◆ **STATED GOAL**: Search the entries for the word "title" and pull out each line that has it.

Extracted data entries
************

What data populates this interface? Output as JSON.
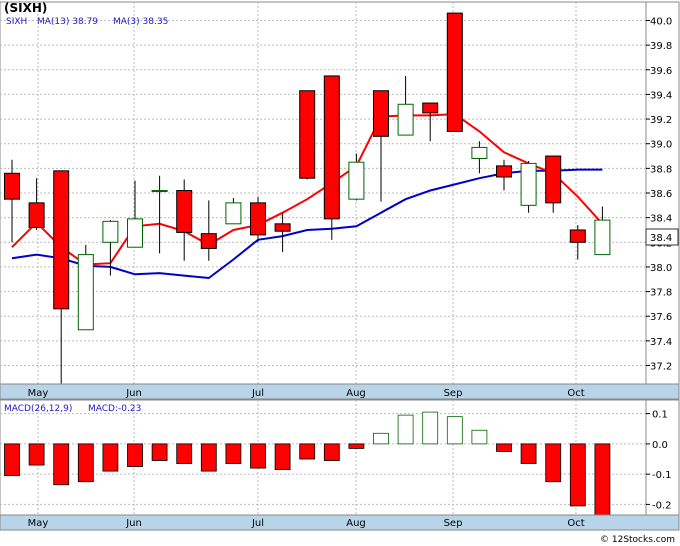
{
  "title": "(SIXH)",
  "legend": {
    "symbol": "SIXH",
    "ma13": "MA(13)  38.79",
    "ma3": "MA(3)  38.35"
  },
  "last_price": "38.4",
  "macd_legend": {
    "name": "MACD(26,12,9)",
    "value": "MACD:-0.23"
  },
  "watermark": "© 12Stocks.com",
  "colors": {
    "up": "#ffffff",
    "up_border": "#006600",
    "down": "#ff0000",
    "ma13": "#0000cc",
    "ma3": "#ff0000",
    "grid": "#bbbbbb",
    "axis_band": "#b8d4e8"
  },
  "chart_data": [
    {
      "type": "candlestick",
      "title": "(SIXH)",
      "x_tick_labels": [
        "May",
        "Jun",
        "Jul",
        "Aug",
        "Sep",
        "Oct"
      ],
      "ylim": [
        37.05,
        40.15
      ],
      "y_ticks": [
        37.2,
        37.4,
        37.6,
        37.8,
        38.0,
        38.2,
        38.4,
        38.6,
        38.8,
        39.0,
        39.2,
        39.4,
        39.6,
        39.8,
        40.0
      ],
      "grid": true,
      "candles": [
        {
          "open": 38.76,
          "high": 38.87,
          "low": 38.2,
          "close": 38.55
        },
        {
          "open": 38.52,
          "high": 38.72,
          "low": 38.3,
          "close": 38.32
        },
        {
          "open": 38.78,
          "high": 38.78,
          "low": 37.05,
          "close": 37.66
        },
        {
          "open": 37.49,
          "high": 38.18,
          "low": 37.49,
          "close": 38.1
        },
        {
          "open": 38.2,
          "high": 38.38,
          "low": 37.93,
          "close": 38.37
        },
        {
          "open": 38.16,
          "high": 38.7,
          "low": 38.16,
          "close": 38.39
        },
        {
          "open": 38.62,
          "high": 38.74,
          "low": 38.11,
          "close": 38.62
        },
        {
          "open": 38.62,
          "high": 38.71,
          "low": 38.05,
          "close": 38.28
        },
        {
          "open": 38.27,
          "high": 38.54,
          "low": 38.05,
          "close": 38.15
        },
        {
          "open": 38.35,
          "high": 38.56,
          "low": 38.35,
          "close": 38.52
        },
        {
          "open": 38.52,
          "high": 38.57,
          "low": 38.2,
          "close": 38.26
        },
        {
          "open": 38.35,
          "high": 38.44,
          "low": 38.12,
          "close": 38.29
        },
        {
          "open": 39.43,
          "high": 39.43,
          "low": 38.71,
          "close": 38.72
        },
        {
          "open": 39.55,
          "high": 39.55,
          "low": 38.22,
          "close": 38.39
        },
        {
          "open": 38.55,
          "high": 38.92,
          "low": 38.54,
          "close": 38.85
        },
        {
          "open": 39.43,
          "high": 39.43,
          "low": 38.53,
          "close": 39.06
        },
        {
          "open": 39.07,
          "high": 39.55,
          "low": 39.07,
          "close": 39.32
        },
        {
          "open": 39.33,
          "high": 39.33,
          "low": 39.02,
          "close": 39.25
        },
        {
          "open": 40.06,
          "high": 40.06,
          "low": 39.1,
          "close": 39.1
        },
        {
          "open": 38.88,
          "high": 39.02,
          "low": 38.76,
          "close": 38.97
        },
        {
          "open": 38.82,
          "high": 38.87,
          "low": 38.62,
          "close": 38.73
        },
        {
          "open": 38.5,
          "high": 38.86,
          "low": 38.44,
          "close": 38.84
        },
        {
          "open": 38.9,
          "high": 38.9,
          "low": 38.44,
          "close": 38.52
        },
        {
          "open": 38.3,
          "high": 38.34,
          "low": 38.06,
          "close": 38.2
        },
        {
          "open": 38.1,
          "high": 38.49,
          "low": 38.1,
          "close": 38.38
        }
      ],
      "series": [
        {
          "name": "MA(13)",
          "start_index": 0,
          "values": [
            38.07,
            38.1,
            38.07,
            38.01,
            38.0,
            37.94,
            37.95,
            37.93,
            37.91,
            38.06,
            38.22,
            38.25,
            38.3,
            38.31,
            38.33,
            38.44,
            38.55,
            38.62,
            38.67,
            38.72,
            38.76,
            38.78,
            38.78,
            38.79,
            38.79
          ]
        },
        {
          "name": "MA(3)",
          "start_index": 0,
          "values": [
            38.16,
            38.36,
            38.16,
            38.02,
            38.03,
            38.33,
            38.35,
            38.29,
            38.18,
            38.3,
            38.34,
            38.44,
            38.55,
            38.68,
            38.82,
            39.22,
            39.23,
            39.23,
            39.24,
            39.1,
            38.93,
            38.84,
            38.76,
            38.57,
            38.35
          ]
        }
      ]
    },
    {
      "type": "bar",
      "title": "MACD(26,12,9)",
      "ylim": [
        -0.235,
        0.145
      ],
      "y_ticks": [
        0.1,
        0.0,
        -0.1,
        -0.2
      ],
      "y_tick_labels": [
        "0.1",
        "0.0",
        "-0.1",
        "-0.2"
      ],
      "x_tick_labels": [
        "May",
        "Jun",
        "Jul",
        "Aug",
        "Sep",
        "Oct"
      ],
      "values": [
        -0.105,
        -0.07,
        -0.135,
        -0.125,
        -0.09,
        -0.075,
        -0.055,
        -0.065,
        -0.09,
        -0.065,
        -0.08,
        -0.085,
        -0.05,
        -0.055,
        -0.015,
        0.035,
        0.095,
        0.105,
        0.09,
        0.045,
        -0.025,
        -0.065,
        -0.125,
        -0.205,
        -0.235
      ]
    }
  ]
}
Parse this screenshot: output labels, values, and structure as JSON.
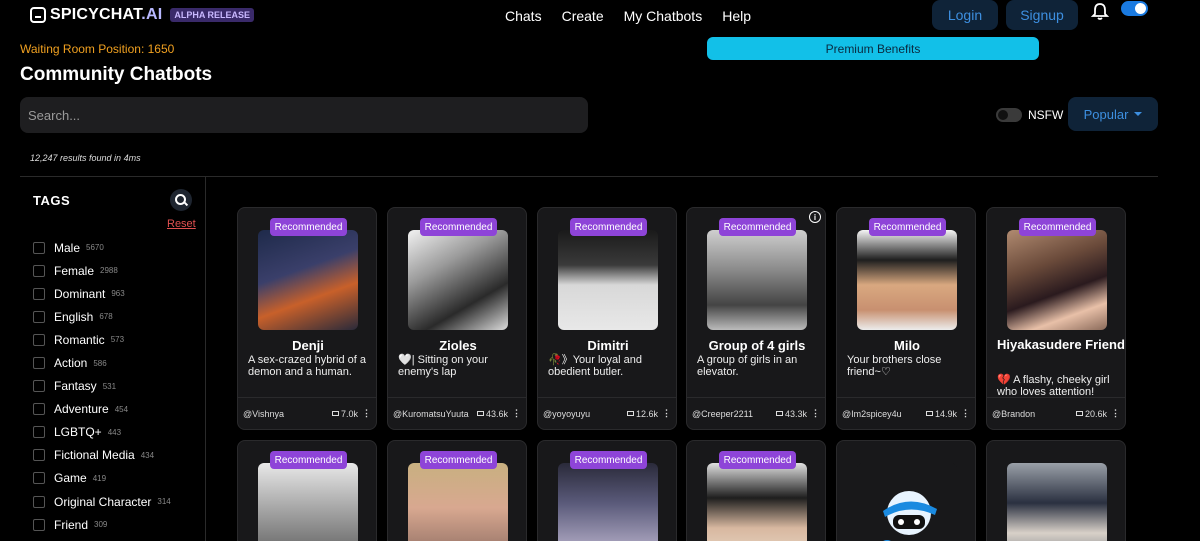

************

◆ **WRITTEN REPLY**:
  "title": "(SIXH)",
      "title": "(SIXH)",
      "title": "MACD(26,12,9)",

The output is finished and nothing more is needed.